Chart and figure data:
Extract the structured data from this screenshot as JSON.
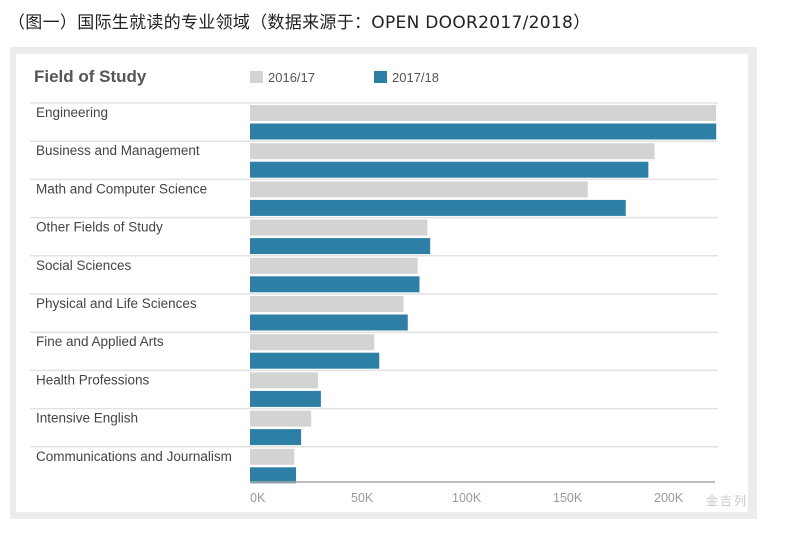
{
  "caption": "（图一）国际生就读的专业领域（数据来源于：OPEN DOOR2017/2018）",
  "watermark": "金吉列",
  "chart_data": {
    "type": "bar",
    "orientation": "horizontal",
    "title": "Field of Study",
    "categories": [
      "Engineering",
      "Business and Management",
      "Math and Computer Science",
      "Other Fields of Study",
      "Social Sciences",
      "Physical and Life Sciences",
      "Fine and Applied Arts",
      "Health Professions",
      "Intensive English",
      "Communications and Journalism"
    ],
    "series": [
      {
        "name": "2016/17",
        "color": "#d3d3d3",
        "values": [
          230.7,
          200.3,
          167.2,
          87.8,
          83.0,
          76.0,
          61.5,
          33.7,
          30.3,
          21.9
        ]
      },
      {
        "name": "2017/18",
        "color": "#2e7fa6",
        "values": [
          230.8,
          197.2,
          186.0,
          89.2,
          83.9,
          78.1,
          64.0,
          35.1,
          25.3,
          22.8
        ]
      }
    ],
    "xticks": [
      "0K",
      "50K",
      "100K",
      "150K",
      "200K"
    ],
    "xtick_values": [
      0,
      50,
      100,
      150,
      200
    ],
    "xlim": [
      0,
      230
    ],
    "unit": "thousands of students",
    "legend": "top",
    "grid": false
  }
}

### What you should do:
Find every line in the records above that contains the word "Study", and copy each one.

### Completed exercise:
    "title": "Field of Study",
      "Other Fields of Study",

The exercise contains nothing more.